> Exercise instructions: Your output is the line containing "OCR this image." plus all lines after it to the end of the records, reproduced exactly, with nothing else.

> Listing:
——————
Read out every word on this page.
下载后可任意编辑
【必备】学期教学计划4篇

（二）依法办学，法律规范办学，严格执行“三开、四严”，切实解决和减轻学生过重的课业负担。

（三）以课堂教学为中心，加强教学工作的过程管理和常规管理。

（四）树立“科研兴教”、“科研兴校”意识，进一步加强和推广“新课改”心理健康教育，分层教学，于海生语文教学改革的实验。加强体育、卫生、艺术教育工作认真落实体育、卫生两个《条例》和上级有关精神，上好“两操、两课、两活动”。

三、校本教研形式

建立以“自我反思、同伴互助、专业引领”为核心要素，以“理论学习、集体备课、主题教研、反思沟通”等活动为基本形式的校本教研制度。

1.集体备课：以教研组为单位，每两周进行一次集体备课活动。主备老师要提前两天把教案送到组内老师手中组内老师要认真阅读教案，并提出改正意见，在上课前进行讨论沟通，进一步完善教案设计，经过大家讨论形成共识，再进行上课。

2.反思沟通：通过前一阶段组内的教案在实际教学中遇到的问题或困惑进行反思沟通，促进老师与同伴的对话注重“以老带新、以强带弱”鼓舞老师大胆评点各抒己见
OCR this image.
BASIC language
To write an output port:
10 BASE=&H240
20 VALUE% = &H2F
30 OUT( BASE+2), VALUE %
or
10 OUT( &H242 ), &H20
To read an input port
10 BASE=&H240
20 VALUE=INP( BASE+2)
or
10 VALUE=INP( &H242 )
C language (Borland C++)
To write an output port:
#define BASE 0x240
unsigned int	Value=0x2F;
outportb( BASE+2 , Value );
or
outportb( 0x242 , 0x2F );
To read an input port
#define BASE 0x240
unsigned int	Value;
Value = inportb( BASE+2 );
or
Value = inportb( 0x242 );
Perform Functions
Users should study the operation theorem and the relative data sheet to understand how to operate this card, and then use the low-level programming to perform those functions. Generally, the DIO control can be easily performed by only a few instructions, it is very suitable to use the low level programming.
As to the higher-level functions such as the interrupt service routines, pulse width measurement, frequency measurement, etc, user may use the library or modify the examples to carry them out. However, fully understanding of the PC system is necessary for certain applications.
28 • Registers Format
——————
> Worked answer:
OCR this image.
BASIC language
To write an output port:
10 BASE=&H240
20 VALUE% = &H2F
30 OUT( BASE+2), VALUE %
or
10 OUT( &H242 ), &H20
To read an input port
10 BASE=&H240
20 VALUE=INP( BASE+2)
or
10 VALUE=INP( &H242 )
C language (Borland C++)
To write an output port:
#define BASE 0x240
unsigned int	Value=0x2F;
outportb( BASE+2 , Value );
or
outportb( 0x242 , 0x2F );
To read an input port
#define BASE 0x240
unsigned int	Value;
Value = inportb( BASE+2 );
or
Value = inportb( 0x242 );
Perform Functions
Users should study the operation theorem and the relative data sheet to understand how to operate this card, and then use the low-level programming to perform those functions. Generally, the DIO control can be easily performed by only a few instructions, it is very suitable to use the low level programming.
As to the higher-level functions such as the interrupt service routines, pulse width measurement, frequency measurement, etc, user may use the library or modify the examples to carry them out. However, fully understanding of the PC system is necessary for certain applications.
28 • Registers Format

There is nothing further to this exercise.